To do:
Print the listing below in its entirety, character for character.

Rows:
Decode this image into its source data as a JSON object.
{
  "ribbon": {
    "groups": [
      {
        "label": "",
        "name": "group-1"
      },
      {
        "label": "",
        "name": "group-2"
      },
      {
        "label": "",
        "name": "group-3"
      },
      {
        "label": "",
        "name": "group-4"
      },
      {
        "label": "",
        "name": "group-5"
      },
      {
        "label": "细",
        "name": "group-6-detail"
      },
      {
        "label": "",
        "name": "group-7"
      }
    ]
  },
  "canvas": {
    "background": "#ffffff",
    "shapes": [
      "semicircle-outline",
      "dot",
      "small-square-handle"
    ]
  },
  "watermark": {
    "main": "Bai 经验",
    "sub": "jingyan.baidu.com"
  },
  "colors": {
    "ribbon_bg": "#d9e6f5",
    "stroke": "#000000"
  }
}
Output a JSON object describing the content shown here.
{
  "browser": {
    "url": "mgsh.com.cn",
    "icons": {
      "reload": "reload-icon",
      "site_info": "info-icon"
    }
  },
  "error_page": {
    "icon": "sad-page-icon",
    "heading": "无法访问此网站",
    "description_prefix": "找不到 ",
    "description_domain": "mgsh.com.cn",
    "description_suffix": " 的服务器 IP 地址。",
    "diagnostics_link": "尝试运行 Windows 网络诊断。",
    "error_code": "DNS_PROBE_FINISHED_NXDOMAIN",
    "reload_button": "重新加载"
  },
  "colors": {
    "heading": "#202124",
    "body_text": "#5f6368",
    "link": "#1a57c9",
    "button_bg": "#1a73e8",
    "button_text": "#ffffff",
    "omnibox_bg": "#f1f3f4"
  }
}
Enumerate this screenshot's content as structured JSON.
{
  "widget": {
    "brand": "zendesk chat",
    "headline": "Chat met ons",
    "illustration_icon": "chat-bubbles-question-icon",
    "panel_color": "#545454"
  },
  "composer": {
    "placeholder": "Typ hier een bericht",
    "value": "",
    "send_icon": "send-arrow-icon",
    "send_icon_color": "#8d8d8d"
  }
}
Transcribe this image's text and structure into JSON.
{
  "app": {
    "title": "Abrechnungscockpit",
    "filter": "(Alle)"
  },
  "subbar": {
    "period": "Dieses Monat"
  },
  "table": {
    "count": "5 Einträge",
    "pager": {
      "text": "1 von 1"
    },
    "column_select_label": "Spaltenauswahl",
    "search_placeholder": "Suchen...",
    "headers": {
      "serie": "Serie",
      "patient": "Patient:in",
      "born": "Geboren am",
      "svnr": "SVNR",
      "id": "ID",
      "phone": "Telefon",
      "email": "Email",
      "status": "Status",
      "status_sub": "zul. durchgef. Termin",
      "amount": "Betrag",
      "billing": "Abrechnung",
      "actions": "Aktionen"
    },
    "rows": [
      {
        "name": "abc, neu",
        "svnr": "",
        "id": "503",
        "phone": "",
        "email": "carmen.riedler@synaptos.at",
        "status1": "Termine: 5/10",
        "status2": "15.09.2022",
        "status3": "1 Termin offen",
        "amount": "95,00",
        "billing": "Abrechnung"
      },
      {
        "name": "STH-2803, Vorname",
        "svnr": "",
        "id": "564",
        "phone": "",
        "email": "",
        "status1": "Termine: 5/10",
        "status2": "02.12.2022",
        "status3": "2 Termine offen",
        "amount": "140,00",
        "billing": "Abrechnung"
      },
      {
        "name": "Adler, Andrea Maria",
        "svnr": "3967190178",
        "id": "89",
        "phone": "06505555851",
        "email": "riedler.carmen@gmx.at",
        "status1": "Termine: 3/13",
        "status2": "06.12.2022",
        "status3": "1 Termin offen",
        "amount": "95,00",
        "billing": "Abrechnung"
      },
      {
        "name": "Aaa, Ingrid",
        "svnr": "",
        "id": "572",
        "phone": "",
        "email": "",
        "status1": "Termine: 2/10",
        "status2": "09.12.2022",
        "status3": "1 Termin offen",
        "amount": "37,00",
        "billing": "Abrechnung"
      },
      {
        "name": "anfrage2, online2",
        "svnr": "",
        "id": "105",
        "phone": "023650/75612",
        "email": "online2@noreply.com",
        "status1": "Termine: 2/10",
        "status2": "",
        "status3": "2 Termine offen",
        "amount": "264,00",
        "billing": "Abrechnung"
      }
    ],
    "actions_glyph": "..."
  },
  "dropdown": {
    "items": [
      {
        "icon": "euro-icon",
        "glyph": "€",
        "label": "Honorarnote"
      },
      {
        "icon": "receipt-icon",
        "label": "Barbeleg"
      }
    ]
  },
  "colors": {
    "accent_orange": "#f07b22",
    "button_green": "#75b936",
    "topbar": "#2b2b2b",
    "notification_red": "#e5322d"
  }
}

Finished exercise:
Decode this image into its source data as a JSON object.
{
  "ribbon": {
    "groups": [
      {
        "label": "",
        "name": "group-1"
      },
      {
        "label": "",
        "name": "group-2"
      },
      {
        "label": "",
        "name": "group-3"
      },
      {
        "label": "",
        "name": "group-4"
      },
      {
        "label": "",
        "name": "group-5"
      },
      {
        "label": "细",
        "name": "group-6-detail"
      },
      {
        "label": "",
        "name": "group-7"
      }
    ]
  },
  "canvas": {
    "background": "#ffffff",
    "shapes": [
      "semicircle-outline",
      "dot",
      "small-square-handle"
    ]
  },
  "watermark": {
    "main": "Bai 经验",
    "sub": "jingyan.baidu.com"
  },
  "colors": {
    "ribbon_bg": "#d9e6f5",
    "stroke": "#000000"
  }
}
Output a JSON object describing the content shown here.
{
  "browser": {
    "url": "mgsh.com.cn",
    "icons": {
      "reload": "reload-icon",
      "site_info": "info-icon"
    }
  },
  "error_page": {
    "icon": "sad-page-icon",
    "heading": "无法访问此网站",
    "description_prefix": "找不到 ",
    "description_domain": "mgsh.com.cn",
    "description_suffix": " 的服务器 IP 地址。",
    "diagnostics_link": "尝试运行 Windows 网络诊断。",
    "error_code": "DNS_PROBE_FINISHED_NXDOMAIN",
    "reload_button": "重新加载"
  },
  "colors": {
    "heading": "#202124",
    "body_text": "#5f6368",
    "link": "#1a57c9",
    "button_bg": "#1a73e8",
    "button_text": "#ffffff",
    "omnibox_bg": "#f1f3f4"
  }
}
Enumerate this screenshot's content as structured JSON.
{
  "widget": {
    "brand": "zendesk chat",
    "headline": "Chat met ons",
    "illustration_icon": "chat-bubbles-question-icon",
    "panel_color": "#545454"
  },
  "composer": {
    "placeholder": "Typ hier een bericht",
    "value": "",
    "send_icon": "send-arrow-icon",
    "send_icon_color": "#8d8d8d"
  }
}
Transcribe this image's text and structure into JSON.
{
  "app": {
    "title": "Abrechnungscockpit",
    "filter": "(Alle)"
  },
  "subbar": {
    "period": "Dieses Monat"
  },
  "table": {
    "count": "5 Einträge",
    "pager": {
      "text": "1 von 1"
    },
    "column_select_label": "Spaltenauswahl",
    "search_placeholder": "Suchen...",
    "headers": {
      "serie": "Serie",
      "patient": "Patient:in",
      "born": "Geboren am",
      "svnr": "SVNR",
      "id": "ID",
      "phone": "Telefon",
      "email": "Email",
      "status": "Status",
      "status_sub": "zul. durchgef. Termin",
      "amount": "Betrag",
      "billing": "Abrechnung",
      "actions": "Aktionen"
    },
    "rows": [
      {
        "name": "abc, neu",
        "svnr": "",
        "id": "503",
        "phone": "",
        "email": "carmen.riedler@synaptos.at",
        "status1": "Termine: 5/10",
        "status2": "15.09.2022",
        "status3": "1 Termin offen",
        "amount": "95,00",
        "billing": "Abrechnung"
      },
      {
        "name": "STH-2803, Vorname",
        "svnr": "",
        "id": "564",
        "phone": "",
        "email": "",
        "status1": "Termine: 5/10",
        "status2": "02.12.2022",
        "status3": "2 Termine offen",
        "amount": "140,00",
        "billing": "Abrechnung"
      },
      {
        "name": "Adler, Andrea Maria",
        "svnr": "3967190178",
        "id": "89",
        "phone": "06505555851",
        "email": "riedler.carmen@gmx.at",
        "status1": "Termine: 3/13",
        "status2": "06.12.2022",
        "status3": "1 Termin offen",
        "amount": "95,00",
        "billing": "Abrechnung"
      },
      {
        "name": "Aaa, Ingrid",
        "svnr": "",
        "id": "572",
        "phone": "",
        "email": "",
        "status1": "Termine: 2/10",
        "status2": "09.12.2022",
        "status3": "1 Termin offen",
        "amount": "37,00",
        "billing": "Abrechnung"
      },
      {
        "name": "anfrage2, online2",
        "svnr": "",
        "id": "105",
        "phone": "023650/75612",
        "email": "online2@noreply.com",
        "status1": "Termine: 2/10",
        "status2": "",
        "status3": "2 Termine offen",
        "amount": "264,00",
        "billing": "Abrechnung"
      }
    ],
    "actions_glyph": "..."
  },
  "dropdown": {
    "items": [
      {
        "icon": "euro-icon",
        "glyph": "€",
        "label": "Honorarnote"
      },
      {
        "icon": "receipt-icon",
        "label": "Barbeleg"
      }
    ]
  },
  "colors": {
    "accent_orange": "#f07b22",
    "button_green": "#75b936",
    "topbar": "#2b2b2b",
    "notification_red": "#e5322d"
  }
}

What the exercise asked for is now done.